Dataset rows
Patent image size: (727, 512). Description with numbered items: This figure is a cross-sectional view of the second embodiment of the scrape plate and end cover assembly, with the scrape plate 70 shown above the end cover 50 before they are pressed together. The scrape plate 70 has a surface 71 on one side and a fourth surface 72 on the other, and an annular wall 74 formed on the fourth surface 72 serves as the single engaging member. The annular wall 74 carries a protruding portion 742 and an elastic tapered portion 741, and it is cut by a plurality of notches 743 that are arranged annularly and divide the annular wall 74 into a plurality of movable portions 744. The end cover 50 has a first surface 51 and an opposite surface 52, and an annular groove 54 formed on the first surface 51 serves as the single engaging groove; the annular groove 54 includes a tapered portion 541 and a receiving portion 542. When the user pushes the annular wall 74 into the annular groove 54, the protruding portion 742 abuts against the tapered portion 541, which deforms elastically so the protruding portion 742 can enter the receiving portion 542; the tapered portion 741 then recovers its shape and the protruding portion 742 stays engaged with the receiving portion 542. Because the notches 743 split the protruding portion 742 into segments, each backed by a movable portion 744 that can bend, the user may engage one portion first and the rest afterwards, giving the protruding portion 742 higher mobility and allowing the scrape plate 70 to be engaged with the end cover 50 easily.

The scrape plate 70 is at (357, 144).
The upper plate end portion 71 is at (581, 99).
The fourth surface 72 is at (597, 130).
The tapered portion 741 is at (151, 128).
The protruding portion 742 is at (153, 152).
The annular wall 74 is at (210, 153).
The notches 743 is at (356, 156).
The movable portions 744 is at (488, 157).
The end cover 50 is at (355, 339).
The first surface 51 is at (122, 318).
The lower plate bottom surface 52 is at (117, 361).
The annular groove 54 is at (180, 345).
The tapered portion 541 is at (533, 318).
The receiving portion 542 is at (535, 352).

Instructions to follow
Transcribe verbatim the stretch of lines from the first line through the line containing "The fourth surface 72 is at (597, 130).", with both of those lines included.

Correct result
Patent image size: (727, 512). Description with numbered items: This figure is a cross-sectional view of the second embodiment of the scrape plate and end cover assembly, with the scrape plate 70 shown above the end cover 50 before they are pressed together. The scrape plate 70 has a surface 71 on one side and a fourth surface 72 on the other, and an annular wall 74 formed on the fourth surface 72 serves as the single engaging member. The annular wall 74 carries a protruding portion 742 and an elastic tapered portion 741, and it is cut by a plurality of notches 743 that are arranged annularly and divide the annular wall 74 into a plurality of movable portions 744. The end cover 50 has a first surface 51 and an opposite surface 52, and an annular groove 54 formed on the first surface 51 serves as the single engaging groove; the annular groove 54 includes a tapered portion 541 and a receiving portion 542. When the user pushes the annular wall 74 into the annular groove 54, the protruding portion 742 abuts against the tapered portion 541, which deforms elastically so the protruding portion 742 can enter the receiving portion 542; the tapered portion 741 then recovers its shape and the protruding portion 742 stays engaged with the receiving portion 542. Because the notches 743 split the protruding portion 742 into segments, each backed by a movable portion 744 that can bend, the user may engage one portion first and the rest afterwards, giving the protruding portion 742 higher mobility and allowing the scrape plate 70 to be engaged with the end cover 50 easily.

The scrape plate 70 is at (357, 144).
The upper plate end portion 71 is at (581, 99).
The fourth surface 72 is at (597, 130).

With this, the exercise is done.